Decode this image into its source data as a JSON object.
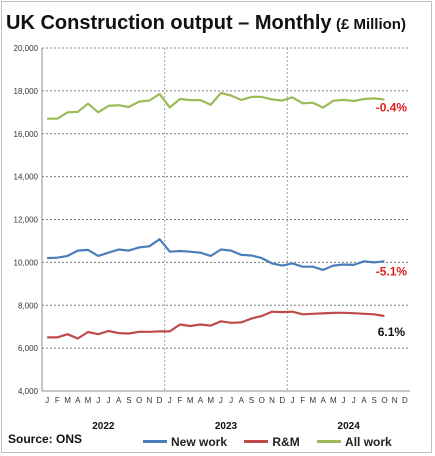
{
  "title": "UK Construction output – Monthly",
  "title_unit": "(£ Million)",
  "source_label": "Source: ONS",
  "colors": {
    "new_work": "#4a7ebb",
    "rm": "#be4b48",
    "all_work": "#9bbb59",
    "negative": "#e02020",
    "positive": "#111111"
  },
  "chart_data": {
    "type": "line",
    "ylim": [
      4000,
      20000
    ],
    "yticks": [
      4000,
      6000,
      8000,
      10000,
      12000,
      14000,
      16000,
      18000,
      20000
    ],
    "ytick_labels": [
      "4,000",
      "6,000",
      "8,000",
      "10,000",
      "12,000",
      "14,000",
      "16,000",
      "18,000",
      "20,000"
    ],
    "grid": true,
    "legend": "bottom",
    "month_labels": [
      "J",
      "F",
      "M",
      "A",
      "M",
      "J",
      "J",
      "A",
      "S",
      "O",
      "N",
      "D",
      "J",
      "F",
      "M",
      "A",
      "M",
      "J",
      "J",
      "A",
      "S",
      "O",
      "N",
      "D",
      "J",
      "F",
      "M",
      "A",
      "M",
      "J",
      "J",
      "A",
      "S",
      "O",
      "N",
      "D"
    ],
    "years": [
      "2022",
      "2023",
      "2024"
    ],
    "series": [
      {
        "name": "New work",
        "key": "new_work",
        "values": [
          10200,
          10220,
          10300,
          10550,
          10580,
          10300,
          10450,
          10600,
          10550,
          10700,
          10750,
          11080,
          10500,
          10530,
          10500,
          10450,
          10300,
          10600,
          10550,
          10350,
          10320,
          10200,
          9950,
          9850,
          9950,
          9800,
          9800,
          9650,
          9850,
          9900,
          9880,
          10050,
          10000,
          10050
        ],
        "end_label": "-5.1%"
      },
      {
        "name": "R&M",
        "key": "rm",
        "values": [
          6500,
          6500,
          6650,
          6450,
          6750,
          6650,
          6800,
          6700,
          6680,
          6760,
          6760,
          6780,
          6780,
          7100,
          7030,
          7100,
          7050,
          7250,
          7180,
          7200,
          7380,
          7500,
          7700,
          7680,
          7700,
          7580,
          7600,
          7620,
          7650,
          7650,
          7630,
          7600,
          7580,
          7500
        ],
        "end_label": "6.1%"
      },
      {
        "name": "All work",
        "key": "all_work",
        "values": [
          16700,
          16700,
          17000,
          17020,
          17400,
          17000,
          17300,
          17330,
          17250,
          17500,
          17550,
          17850,
          17230,
          17620,
          17570,
          17570,
          17350,
          17900,
          17780,
          17580,
          17720,
          17720,
          17600,
          17550,
          17700,
          17420,
          17450,
          17220,
          17540,
          17580,
          17530,
          17620,
          17650,
          17600
        ],
        "end_label": "-0.4%"
      }
    ]
  }
}
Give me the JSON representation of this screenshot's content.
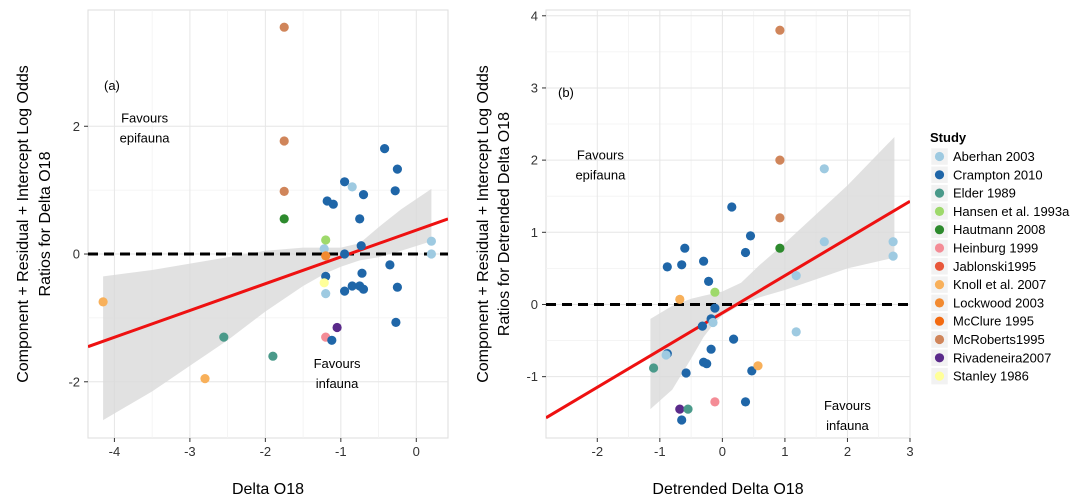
{
  "colors": {
    "Aberhan 2003": "#9ecae1",
    "Crampton 2010": "#1f66a8",
    "Elder 1989": "#4a9a8a",
    "Hansen et al. 1993a": "#9ed96b",
    "Hautmann 2008": "#2d8a2d",
    "Heinburg 1999": "#f48c96",
    "Jablonski1995": "#e8573a",
    "Knoll et al. 2007": "#f8b05a",
    "Lockwood 2003": "#f28a30",
    "McClure 1995": "#f36a10",
    "McRoberts1995": "#d0855a",
    "Rivadeneira2007": "#5a2a8a",
    "Stanley 1986": "#ffff99",
    "fit_line": "#ee1111",
    "ci_band": "#d9d9d9",
    "ref_line": "#000000"
  },
  "legend": {
    "title": "Study",
    "items": [
      "Aberhan 2003",
      "Crampton 2010",
      "Elder 1989",
      "Hansen et al. 1993a",
      "Hautmann 2008",
      "Heinburg 1999",
      "Jablonski1995",
      "Knoll et al. 2007",
      "Lockwood 2003",
      "McClure 1995",
      "McRoberts1995",
      "Rivadeneira2007",
      "Stanley 1986"
    ]
  },
  "chart_data": [
    {
      "type": "scatter",
      "panel_label": "(a)",
      "xlabel": "Delta O18",
      "ylabel_line1": "Component + Residual + Intercept Log Odds",
      "ylabel_line2": "Ratios for Delta O18",
      "xlim": [
        -4.35,
        0.42
      ],
      "ylim": [
        -2.88,
        3.82
      ],
      "xticks": [
        -4,
        -3,
        -2,
        -1,
        0
      ],
      "yticks": [
        -2,
        0,
        2
      ],
      "annotations": [
        {
          "line1": "Favours",
          "line2": "epifauna",
          "x": -3.6,
          "y": 2.0
        },
        {
          "line1": "Favours",
          "line2": "infauna",
          "x": -1.05,
          "y": -1.85
        }
      ],
      "fit": {
        "x0": -4.35,
        "y0": -1.45,
        "x1": 0.42,
        "y1": 0.55
      },
      "ci": {
        "x": [
          -4.15,
          -3.5,
          -3.0,
          -2.5,
          -2.0,
          -1.5,
          -1.2,
          -1.0,
          -0.75,
          -0.5,
          -0.2,
          0.2
        ],
        "upper": [
          -0.35,
          -0.25,
          -0.15,
          -0.05,
          0.05,
          0.1,
          0.1,
          0.1,
          0.17,
          0.42,
          0.7,
          1.02
        ],
        "lower": [
          -2.6,
          -2.15,
          -1.75,
          -1.35,
          -0.9,
          -0.5,
          -0.3,
          -0.2,
          -0.1,
          -0.05,
          0.05,
          0.2
        ]
      },
      "points": [
        {
          "study": "McRoberts1995",
          "x": -1.75,
          "y": 3.55
        },
        {
          "study": "McRoberts1995",
          "x": -1.75,
          "y": 1.77
        },
        {
          "study": "McRoberts1995",
          "x": -1.75,
          "y": 0.98
        },
        {
          "study": "Hautmann 2008",
          "x": -1.75,
          "y": 0.55
        },
        {
          "study": "Crampton 2010",
          "x": -0.42,
          "y": 1.65
        },
        {
          "study": "Crampton 2010",
          "x": -0.25,
          "y": 1.33
        },
        {
          "study": "Crampton 2010",
          "x": -0.95,
          "y": 1.13
        },
        {
          "study": "Aberhan 2003",
          "x": -0.85,
          "y": 1.05
        },
        {
          "study": "Crampton 2010",
          "x": -0.7,
          "y": 0.93
        },
        {
          "study": "Crampton 2010",
          "x": -0.28,
          "y": 0.99
        },
        {
          "study": "Crampton 2010",
          "x": -1.18,
          "y": 0.83
        },
        {
          "study": "Crampton 2010",
          "x": -1.1,
          "y": 0.78
        },
        {
          "study": "Crampton 2010",
          "x": -0.75,
          "y": 0.55
        },
        {
          "study": "Hansen et al. 1993a",
          "x": -1.2,
          "y": 0.22
        },
        {
          "study": "Crampton 2010",
          "x": -0.73,
          "y": 0.13
        },
        {
          "study": "Aberhan 2003",
          "x": 0.2,
          "y": 0.2
        },
        {
          "study": "Aberhan 2003",
          "x": 0.2,
          "y": 0.0
        },
        {
          "study": "Aberhan 2003",
          "x": -1.22,
          "y": 0.08
        },
        {
          "study": "Lockwood 2003",
          "x": -1.2,
          "y": -0.03
        },
        {
          "study": "Crampton 2010",
          "x": -0.95,
          "y": 0.0
        },
        {
          "study": "Crampton 2010",
          "x": -0.35,
          "y": -0.17
        },
        {
          "study": "Crampton 2010",
          "x": -0.72,
          "y": -0.3
        },
        {
          "study": "Crampton 2010",
          "x": -1.2,
          "y": -0.35
        },
        {
          "study": "Stanley 1986",
          "x": -1.22,
          "y": -0.45
        },
        {
          "study": "Crampton 2010",
          "x": -0.75,
          "y": -0.5
        },
        {
          "study": "Crampton 2010",
          "x": -0.85,
          "y": -0.5
        },
        {
          "study": "Crampton 2010",
          "x": -0.25,
          "y": -0.52
        },
        {
          "study": "Crampton 2010",
          "x": -0.7,
          "y": -0.55
        },
        {
          "study": "Crampton 2010",
          "x": -0.95,
          "y": -0.58
        },
        {
          "study": "Aberhan 2003",
          "x": -1.2,
          "y": -0.62
        },
        {
          "study": "Crampton 2010",
          "x": -0.27,
          "y": -1.07
        },
        {
          "study": "Rivadeneira2007",
          "x": -1.05,
          "y": -1.15
        },
        {
          "study": "Heinburg 1999",
          "x": -1.2,
          "y": -1.3
        },
        {
          "study": "Crampton 2010",
          "x": -1.12,
          "y": -1.35
        },
        {
          "study": "Elder 1989",
          "x": -2.55,
          "y": -1.3
        },
        {
          "study": "Elder 1989",
          "x": -1.9,
          "y": -1.6
        },
        {
          "study": "Knoll et al. 2007",
          "x": -4.15,
          "y": -0.75
        },
        {
          "study": "Knoll et al. 2007",
          "x": -2.8,
          "y": -1.95
        }
      ]
    },
    {
      "type": "scatter",
      "panel_label": "(b)",
      "xlabel": "Detrended Delta O18",
      "ylabel_line1": "Component + Residual + Intercept Log Odds",
      "ylabel_line2": "Ratios for Detrended Delta O18",
      "xlim": [
        -2.82,
        3.0
      ],
      "ylim": [
        -1.85,
        4.08
      ],
      "xticks": [
        -2,
        -1,
        0,
        1,
        2,
        3
      ],
      "yticks": [
        -1,
        0,
        1,
        2,
        3,
        4
      ],
      "annotations": [
        {
          "line1": "Favours",
          "line2": "epifauna",
          "x": -1.95,
          "y": 1.95
        },
        {
          "line1": "Favours",
          "line2": "infauna",
          "x": 2.0,
          "y": -1.52
        }
      ],
      "fit": {
        "x0": -2.82,
        "y0": -1.57,
        "x1": 3.0,
        "y1": 1.43
      },
      "ci": {
        "x": [
          -1.15,
          -0.8,
          -0.5,
          -0.3,
          -0.15,
          0.0,
          0.3,
          0.6,
          1.0,
          1.5,
          2.0,
          2.75
        ],
        "upper": [
          -0.2,
          -0.02,
          0.08,
          0.12,
          0.15,
          0.18,
          0.3,
          0.55,
          0.85,
          1.25,
          1.65,
          2.32
        ],
        "lower": [
          -1.45,
          -1.18,
          -0.75,
          -0.45,
          -0.28,
          -0.15,
          0.0,
          0.1,
          0.2,
          0.35,
          0.5,
          0.65
        ]
      },
      "points": [
        {
          "study": "McRoberts1995",
          "x": 0.92,
          "y": 3.8
        },
        {
          "study": "McRoberts1995",
          "x": 0.92,
          "y": 2.0
        },
        {
          "study": "McRoberts1995",
          "x": 0.92,
          "y": 1.2
        },
        {
          "study": "Hautmann 2008",
          "x": 0.92,
          "y": 0.78
        },
        {
          "study": "Aberhan 2003",
          "x": 1.63,
          "y": 1.88
        },
        {
          "study": "Aberhan 2003",
          "x": 1.63,
          "y": 0.87
        },
        {
          "study": "Aberhan 2003",
          "x": 2.73,
          "y": 0.87
        },
        {
          "study": "Aberhan 2003",
          "x": 2.73,
          "y": 0.67
        },
        {
          "study": "Aberhan 2003",
          "x": 1.18,
          "y": 0.4
        },
        {
          "study": "Aberhan 2003",
          "x": 1.18,
          "y": -0.38
        },
        {
          "study": "Crampton 2010",
          "x": 0.15,
          "y": 1.35
        },
        {
          "study": "Crampton 2010",
          "x": 0.45,
          "y": 0.95
        },
        {
          "study": "Crampton 2010",
          "x": -0.6,
          "y": 0.78
        },
        {
          "study": "Crampton 2010",
          "x": 0.37,
          "y": 0.72
        },
        {
          "study": "Crampton 2010",
          "x": -0.3,
          "y": 0.6
        },
        {
          "study": "Crampton 2010",
          "x": -0.65,
          "y": 0.55
        },
        {
          "study": "Crampton 2010",
          "x": -0.88,
          "y": 0.52
        },
        {
          "study": "Crampton 2010",
          "x": -0.22,
          "y": 0.32
        },
        {
          "study": "Hansen et al. 1993a",
          "x": -0.12,
          "y": 0.17
        },
        {
          "study": "Knoll et al. 2007",
          "x": -0.68,
          "y": 0.07
        },
        {
          "study": "Crampton 2010",
          "x": -0.12,
          "y": -0.05
        },
        {
          "study": "Crampton 2010",
          "x": -0.18,
          "y": -0.2
        },
        {
          "study": "Aberhan 2003",
          "x": -0.15,
          "y": -0.25
        },
        {
          "study": "Crampton 2010",
          "x": -0.32,
          "y": -0.3
        },
        {
          "study": "Crampton 2010",
          "x": 0.18,
          "y": -0.48
        },
        {
          "study": "Crampton 2010",
          "x": -0.18,
          "y": -0.62
        },
        {
          "study": "Crampton 2010",
          "x": -0.88,
          "y": -0.68
        },
        {
          "study": "Aberhan 2003",
          "x": -0.9,
          "y": -0.7
        },
        {
          "study": "Crampton 2010",
          "x": -0.3,
          "y": -0.8
        },
        {
          "study": "Crampton 2010",
          "x": -0.25,
          "y": -0.82
        },
        {
          "study": "Elder 1989",
          "x": -1.1,
          "y": -0.88
        },
        {
          "study": "Crampton 2010",
          "x": 0.47,
          "y": -0.92
        },
        {
          "study": "Crampton 2010",
          "x": -0.58,
          "y": -0.95
        },
        {
          "study": "Knoll et al. 2007",
          "x": 0.57,
          "y": -0.85
        },
        {
          "study": "Crampton 2010",
          "x": 0.37,
          "y": -1.35
        },
        {
          "study": "Heinburg 1999",
          "x": -0.12,
          "y": -1.35
        },
        {
          "study": "Rivadeneira2007",
          "x": -0.68,
          "y": -1.45
        },
        {
          "study": "Elder 1989",
          "x": -0.55,
          "y": -1.45
        },
        {
          "study": "Crampton 2010",
          "x": -0.65,
          "y": -1.6
        }
      ]
    }
  ]
}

········

*WHAT TO WORK ON:*
Gather up every line in the data above that contains the word "Lockwood", copying each one.

*CORRECT RESULT:*
    "Lockwood 2003": "#f28a30",
      "Lockwood 2003",
          "study": "Lockwood 2003",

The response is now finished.